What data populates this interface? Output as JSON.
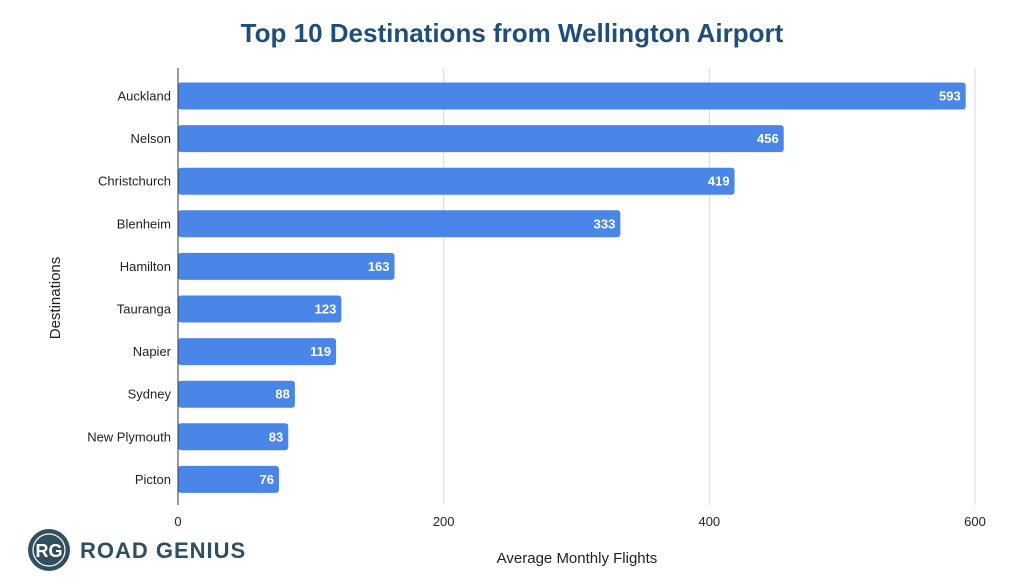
{
  "chart_data": {
    "type": "bar",
    "orientation": "horizontal",
    "title": "Top 10 Destinations from Wellington Airport",
    "xlabel": "Average Monthly Flights",
    "ylabel": "Destinations",
    "categories": [
      "Auckland",
      "Nelson",
      "Christchurch",
      "Blenheim",
      "Hamilton",
      "Tauranga",
      "Napier",
      "Sydney",
      "New Plymouth",
      "Picton"
    ],
    "values": [
      593,
      456,
      419,
      333,
      163,
      123,
      119,
      88,
      83,
      76
    ],
    "xlim": [
      0,
      600
    ],
    "xticks": [
      0,
      200,
      400,
      600
    ],
    "grid": true,
    "data_labels": true
  },
  "colors": {
    "bar": "#4a86e8",
    "title": "#1f4e79",
    "grid": "#d9d9d9",
    "axis": "#333333",
    "logo": "#2f4f5f"
  },
  "branding": {
    "logo_text": "ROAD GENIUS",
    "logo_mark": "RG"
  }
}
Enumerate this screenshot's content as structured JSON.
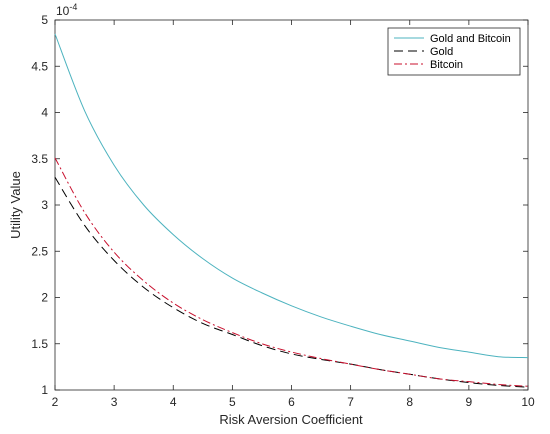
{
  "chart_data": {
    "type": "line",
    "title": "",
    "xlabel": "Risk Aversion Coefficient",
    "ylabel": "Utility Value",
    "y_exponent_base": "10",
    "y_exponent_power": "-4",
    "xlim": [
      2,
      10
    ],
    "ylim": [
      1,
      5
    ],
    "x_ticks": [
      "2",
      "3",
      "4",
      "5",
      "6",
      "7",
      "8",
      "9",
      "10"
    ],
    "y_ticks": [
      "1",
      "1.5",
      "2",
      "2.5",
      "3",
      "3.5",
      "4",
      "4.5",
      "5"
    ],
    "grid": false,
    "legend_position": "top-right",
    "x": [
      2,
      2.5,
      3,
      3.5,
      4,
      4.5,
      5,
      5.5,
      6,
      6.5,
      7,
      7.5,
      8,
      8.5,
      9,
      9.5,
      10
    ],
    "series": [
      {
        "name": "Gold and Bitcoin",
        "color": "#4db3bf",
        "dash": "solid",
        "values": [
          4.85,
          4.02,
          3.43,
          3.0,
          2.68,
          2.42,
          2.21,
          2.05,
          1.91,
          1.79,
          1.69,
          1.6,
          1.53,
          1.46,
          1.41,
          1.36,
          1.35
        ]
      },
      {
        "name": "Gold",
        "color": "#000000",
        "dash": "dashed",
        "values": [
          3.3,
          2.78,
          2.4,
          2.11,
          1.89,
          1.72,
          1.6,
          1.48,
          1.39,
          1.33,
          1.28,
          1.22,
          1.17,
          1.12,
          1.08,
          1.05,
          1.03
        ]
      },
      {
        "name": "Bitcoin",
        "color": "#c8102e",
        "dash": "dashdot",
        "values": [
          3.51,
          2.92,
          2.49,
          2.18,
          1.94,
          1.76,
          1.62,
          1.5,
          1.41,
          1.34,
          1.28,
          1.22,
          1.17,
          1.12,
          1.09,
          1.06,
          1.04
        ]
      }
    ]
  }
}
# # # # # # #
Prompt: Reproduce the full listing above verbatim, with no pictures included.

Solution:
What data populates this interface? Output as JSON.
{
  "chart_data": {
    "type": "bar",
    "orientation": "horizontal",
    "title": "Top 10 Destinations from Wellington Airport",
    "xlabel": "Average Monthly Flights",
    "ylabel": "Destinations",
    "categories": [
      "Auckland",
      "Nelson",
      "Christchurch",
      "Blenheim",
      "Hamilton",
      "Tauranga",
      "Napier",
      "Sydney",
      "New Plymouth",
      "Picton"
    ],
    "values": [
      593,
      456,
      419,
      333,
      163,
      123,
      119,
      88,
      83,
      76
    ],
    "xlim": [
      0,
      600
    ],
    "xticks": [
      0,
      200,
      400,
      600
    ],
    "grid": true,
    "data_labels": true
  },
  "colors": {
    "bar": "#4a86e8",
    "title": "#1f4e79",
    "grid": "#d9d9d9",
    "axis": "#333333",
    "logo": "#2f4f5f"
  },
  "branding": {
    "logo_text": "ROAD GENIUS",
    "logo_mark": "RG"
  }
}
Enumerate this screenshot's content as structured JSON.
{
  "chart_data": {
    "type": "line",
    "title": "",
    "xlabel": "Risk Aversion Coefficient",
    "ylabel": "Utility Value",
    "y_exponent_base": "10",
    "y_exponent_power": "-4",
    "xlim": [
      2,
      10
    ],
    "ylim": [
      1,
      5
    ],
    "x_ticks": [
      "2",
      "3",
      "4",
      "5",
      "6",
      "7",
      "8",
      "9",
      "10"
    ],
    "y_ticks": [
      "1",
      "1.5",
      "2",
      "2.5",
      "3",
      "3.5",
      "4",
      "4.5",
      "5"
    ],
    "grid": false,
    "legend_position": "top-right",
    "x": [
      2,
      2.5,
      3,
      3.5,
      4,
      4.5,
      5,
      5.5,
      6,
      6.5,
      7,
      7.5,
      8,
      8.5,
      9,
      9.5,
      10
    ],
    "series": [
      {
        "name": "Gold and Bitcoin",
        "color": "#4db3bf",
        "dash": "solid",
        "values": [
          4.85,
          4.02,
          3.43,
          3.0,
          2.68,
          2.42,
          2.21,
          2.05,
          1.91,
          1.79,
          1.69,
          1.6,
          1.53,
          1.46,
          1.41,
          1.36,
          1.35
        ]
      },
      {
        "name": "Gold",
        "color": "#000000",
        "dash": "dashed",
        "values": [
          3.3,
          2.78,
          2.4,
          2.11,
          1.89,
          1.72,
          1.6,
          1.48,
          1.39,
          1.33,
          1.28,
          1.22,
          1.17,
          1.12,
          1.08,
          1.05,
          1.03
        ]
      },
      {
        "name": "Bitcoin",
        "color": "#c8102e",
        "dash": "dashdot",
        "values": [
          3.51,
          2.92,
          2.49,
          2.18,
          1.94,
          1.76,
          1.62,
          1.5,
          1.41,
          1.34,
          1.28,
          1.22,
          1.17,
          1.12,
          1.09,
          1.06,
          1.04
        ]
      }
    ]
  }
}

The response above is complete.